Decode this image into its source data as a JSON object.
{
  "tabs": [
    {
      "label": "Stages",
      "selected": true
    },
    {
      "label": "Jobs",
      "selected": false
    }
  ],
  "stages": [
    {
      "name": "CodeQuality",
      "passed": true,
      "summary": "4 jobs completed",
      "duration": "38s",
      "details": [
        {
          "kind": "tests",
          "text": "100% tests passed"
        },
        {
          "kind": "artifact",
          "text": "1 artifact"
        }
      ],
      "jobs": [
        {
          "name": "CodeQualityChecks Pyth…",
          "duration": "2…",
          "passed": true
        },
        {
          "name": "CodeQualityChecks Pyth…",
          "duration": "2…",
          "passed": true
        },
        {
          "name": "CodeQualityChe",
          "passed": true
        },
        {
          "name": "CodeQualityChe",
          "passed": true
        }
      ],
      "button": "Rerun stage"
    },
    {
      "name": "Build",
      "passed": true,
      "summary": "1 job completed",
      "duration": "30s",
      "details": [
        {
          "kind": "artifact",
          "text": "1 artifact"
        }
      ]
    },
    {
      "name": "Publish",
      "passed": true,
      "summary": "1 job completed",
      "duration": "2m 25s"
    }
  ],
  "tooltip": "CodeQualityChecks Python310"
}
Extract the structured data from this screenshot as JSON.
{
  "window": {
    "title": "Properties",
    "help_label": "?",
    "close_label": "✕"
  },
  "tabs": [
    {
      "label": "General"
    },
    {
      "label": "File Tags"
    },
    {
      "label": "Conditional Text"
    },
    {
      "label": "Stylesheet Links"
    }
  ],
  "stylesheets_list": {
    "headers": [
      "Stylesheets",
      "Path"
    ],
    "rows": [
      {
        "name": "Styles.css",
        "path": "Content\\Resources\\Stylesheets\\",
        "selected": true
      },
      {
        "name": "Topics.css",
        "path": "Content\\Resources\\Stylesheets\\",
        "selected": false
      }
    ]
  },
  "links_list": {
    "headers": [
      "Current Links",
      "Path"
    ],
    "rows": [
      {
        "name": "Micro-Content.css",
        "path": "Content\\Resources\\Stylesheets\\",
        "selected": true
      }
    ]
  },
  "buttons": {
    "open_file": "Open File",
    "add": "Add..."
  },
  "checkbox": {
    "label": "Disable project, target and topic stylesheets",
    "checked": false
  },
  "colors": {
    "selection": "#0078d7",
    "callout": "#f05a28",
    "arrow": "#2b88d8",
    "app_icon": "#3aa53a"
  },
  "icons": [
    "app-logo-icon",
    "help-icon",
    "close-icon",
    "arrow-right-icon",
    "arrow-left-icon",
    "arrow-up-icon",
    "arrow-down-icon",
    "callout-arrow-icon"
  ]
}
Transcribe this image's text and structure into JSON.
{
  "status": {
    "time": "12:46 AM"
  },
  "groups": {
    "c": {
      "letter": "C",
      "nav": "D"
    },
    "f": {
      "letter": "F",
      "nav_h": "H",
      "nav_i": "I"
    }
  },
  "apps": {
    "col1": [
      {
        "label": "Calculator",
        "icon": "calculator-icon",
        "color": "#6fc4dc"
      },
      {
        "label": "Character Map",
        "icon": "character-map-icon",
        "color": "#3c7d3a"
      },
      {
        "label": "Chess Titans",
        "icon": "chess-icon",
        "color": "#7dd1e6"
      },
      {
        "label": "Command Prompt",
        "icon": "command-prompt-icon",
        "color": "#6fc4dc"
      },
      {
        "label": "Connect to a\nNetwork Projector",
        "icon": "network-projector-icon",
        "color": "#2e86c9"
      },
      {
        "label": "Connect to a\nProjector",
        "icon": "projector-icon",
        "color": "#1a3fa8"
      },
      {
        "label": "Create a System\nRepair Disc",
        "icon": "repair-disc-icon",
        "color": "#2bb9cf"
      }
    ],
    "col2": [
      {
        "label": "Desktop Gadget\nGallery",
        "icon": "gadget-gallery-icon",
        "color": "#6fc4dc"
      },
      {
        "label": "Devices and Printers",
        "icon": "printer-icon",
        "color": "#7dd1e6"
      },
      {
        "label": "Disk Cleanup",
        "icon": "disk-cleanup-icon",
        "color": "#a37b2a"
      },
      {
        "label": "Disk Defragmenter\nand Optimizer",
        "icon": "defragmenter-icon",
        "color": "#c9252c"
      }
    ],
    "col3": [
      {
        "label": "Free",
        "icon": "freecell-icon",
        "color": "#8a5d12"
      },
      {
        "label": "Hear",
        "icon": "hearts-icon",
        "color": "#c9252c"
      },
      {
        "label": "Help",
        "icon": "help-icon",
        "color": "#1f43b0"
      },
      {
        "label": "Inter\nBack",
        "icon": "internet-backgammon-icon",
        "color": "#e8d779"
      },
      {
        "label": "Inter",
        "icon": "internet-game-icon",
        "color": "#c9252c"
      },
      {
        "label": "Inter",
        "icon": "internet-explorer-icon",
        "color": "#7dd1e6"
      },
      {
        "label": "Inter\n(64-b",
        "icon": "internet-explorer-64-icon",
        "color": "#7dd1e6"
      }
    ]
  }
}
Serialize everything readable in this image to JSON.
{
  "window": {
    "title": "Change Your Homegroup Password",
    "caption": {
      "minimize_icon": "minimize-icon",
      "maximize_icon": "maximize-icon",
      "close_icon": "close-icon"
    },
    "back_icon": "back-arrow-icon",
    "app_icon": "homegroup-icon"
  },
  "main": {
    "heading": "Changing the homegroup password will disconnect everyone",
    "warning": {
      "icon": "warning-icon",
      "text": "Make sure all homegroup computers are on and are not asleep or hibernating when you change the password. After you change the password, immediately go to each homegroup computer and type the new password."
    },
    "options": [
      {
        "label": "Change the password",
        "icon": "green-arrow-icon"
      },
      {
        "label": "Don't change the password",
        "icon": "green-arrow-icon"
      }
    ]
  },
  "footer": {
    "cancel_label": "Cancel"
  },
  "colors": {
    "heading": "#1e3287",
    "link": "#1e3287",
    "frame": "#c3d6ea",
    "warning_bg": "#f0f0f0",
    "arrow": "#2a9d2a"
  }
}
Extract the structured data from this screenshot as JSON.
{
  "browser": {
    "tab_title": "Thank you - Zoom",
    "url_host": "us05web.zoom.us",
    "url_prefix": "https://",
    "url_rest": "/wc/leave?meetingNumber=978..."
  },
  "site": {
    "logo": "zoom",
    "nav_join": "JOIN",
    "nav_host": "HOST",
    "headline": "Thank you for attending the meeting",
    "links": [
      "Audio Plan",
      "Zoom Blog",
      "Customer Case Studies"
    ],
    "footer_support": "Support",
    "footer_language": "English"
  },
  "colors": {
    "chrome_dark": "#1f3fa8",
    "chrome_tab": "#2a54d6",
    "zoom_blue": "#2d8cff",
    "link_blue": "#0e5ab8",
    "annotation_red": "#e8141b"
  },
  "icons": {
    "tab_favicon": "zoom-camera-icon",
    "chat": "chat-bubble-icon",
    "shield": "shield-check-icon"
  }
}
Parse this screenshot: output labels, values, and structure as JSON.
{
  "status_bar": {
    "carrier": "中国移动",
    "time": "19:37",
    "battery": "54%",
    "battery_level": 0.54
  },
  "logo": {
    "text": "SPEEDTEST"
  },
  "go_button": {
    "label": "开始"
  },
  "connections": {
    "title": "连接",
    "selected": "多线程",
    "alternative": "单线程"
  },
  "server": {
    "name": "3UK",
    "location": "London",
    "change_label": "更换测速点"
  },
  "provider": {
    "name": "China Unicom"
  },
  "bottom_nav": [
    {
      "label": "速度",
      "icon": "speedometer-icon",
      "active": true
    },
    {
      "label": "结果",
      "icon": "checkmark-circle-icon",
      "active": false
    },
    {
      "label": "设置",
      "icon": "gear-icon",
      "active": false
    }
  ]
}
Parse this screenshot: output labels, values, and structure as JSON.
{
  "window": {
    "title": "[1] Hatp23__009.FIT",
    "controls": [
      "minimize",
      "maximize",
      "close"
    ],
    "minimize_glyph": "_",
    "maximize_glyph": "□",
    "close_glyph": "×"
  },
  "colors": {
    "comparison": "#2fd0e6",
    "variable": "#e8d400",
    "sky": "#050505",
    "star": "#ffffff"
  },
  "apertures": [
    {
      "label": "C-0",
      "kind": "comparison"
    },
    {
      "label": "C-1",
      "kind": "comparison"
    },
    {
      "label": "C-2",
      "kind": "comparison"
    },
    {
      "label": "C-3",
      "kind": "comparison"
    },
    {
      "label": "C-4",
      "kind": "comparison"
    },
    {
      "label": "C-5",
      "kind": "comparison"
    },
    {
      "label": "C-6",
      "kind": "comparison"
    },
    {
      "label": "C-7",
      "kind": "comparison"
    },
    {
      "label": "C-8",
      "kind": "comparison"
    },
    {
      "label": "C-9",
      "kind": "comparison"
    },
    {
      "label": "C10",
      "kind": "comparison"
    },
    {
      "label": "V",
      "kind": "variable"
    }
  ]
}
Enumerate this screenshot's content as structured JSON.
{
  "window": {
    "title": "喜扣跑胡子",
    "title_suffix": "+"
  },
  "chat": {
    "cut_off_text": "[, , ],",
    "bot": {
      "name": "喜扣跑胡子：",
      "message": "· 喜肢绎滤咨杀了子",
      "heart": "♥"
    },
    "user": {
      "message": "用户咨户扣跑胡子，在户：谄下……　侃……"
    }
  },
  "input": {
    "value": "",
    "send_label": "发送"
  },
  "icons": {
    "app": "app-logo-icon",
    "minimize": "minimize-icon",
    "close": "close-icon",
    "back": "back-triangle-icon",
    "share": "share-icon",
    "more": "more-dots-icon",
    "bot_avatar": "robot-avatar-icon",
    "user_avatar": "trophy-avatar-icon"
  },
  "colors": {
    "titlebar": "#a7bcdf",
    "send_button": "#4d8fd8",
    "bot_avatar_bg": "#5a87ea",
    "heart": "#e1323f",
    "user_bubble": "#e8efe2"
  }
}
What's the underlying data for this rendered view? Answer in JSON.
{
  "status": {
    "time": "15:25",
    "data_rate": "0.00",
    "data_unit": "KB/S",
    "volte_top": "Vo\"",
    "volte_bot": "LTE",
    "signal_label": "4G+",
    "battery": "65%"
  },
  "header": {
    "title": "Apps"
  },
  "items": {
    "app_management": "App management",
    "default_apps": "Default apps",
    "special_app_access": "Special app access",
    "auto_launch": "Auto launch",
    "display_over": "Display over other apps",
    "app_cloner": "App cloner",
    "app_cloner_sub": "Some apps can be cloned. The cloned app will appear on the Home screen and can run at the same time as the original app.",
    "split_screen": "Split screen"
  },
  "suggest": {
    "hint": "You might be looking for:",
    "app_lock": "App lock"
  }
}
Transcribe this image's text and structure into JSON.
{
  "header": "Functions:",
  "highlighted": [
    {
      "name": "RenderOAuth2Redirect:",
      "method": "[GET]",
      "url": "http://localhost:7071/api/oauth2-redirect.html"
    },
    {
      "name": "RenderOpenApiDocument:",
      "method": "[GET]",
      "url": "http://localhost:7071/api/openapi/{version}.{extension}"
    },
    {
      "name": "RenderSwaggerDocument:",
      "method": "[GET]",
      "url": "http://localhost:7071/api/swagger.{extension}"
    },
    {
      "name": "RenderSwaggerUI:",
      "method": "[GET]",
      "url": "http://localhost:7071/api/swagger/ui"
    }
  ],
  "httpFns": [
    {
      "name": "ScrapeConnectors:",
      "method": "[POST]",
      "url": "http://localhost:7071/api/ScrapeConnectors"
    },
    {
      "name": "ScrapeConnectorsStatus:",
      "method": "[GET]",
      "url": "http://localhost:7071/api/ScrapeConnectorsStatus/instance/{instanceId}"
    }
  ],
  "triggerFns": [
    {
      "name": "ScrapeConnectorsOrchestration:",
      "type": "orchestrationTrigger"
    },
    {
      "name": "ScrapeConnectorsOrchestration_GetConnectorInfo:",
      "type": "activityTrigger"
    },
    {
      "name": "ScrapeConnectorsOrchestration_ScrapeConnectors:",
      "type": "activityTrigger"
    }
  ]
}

+--

◆ **EXERCISE AIM**
Go over the records above and tally each line that includes "localhost". Give the total by itself.

◆ **EXERCISE OUTPUT**
6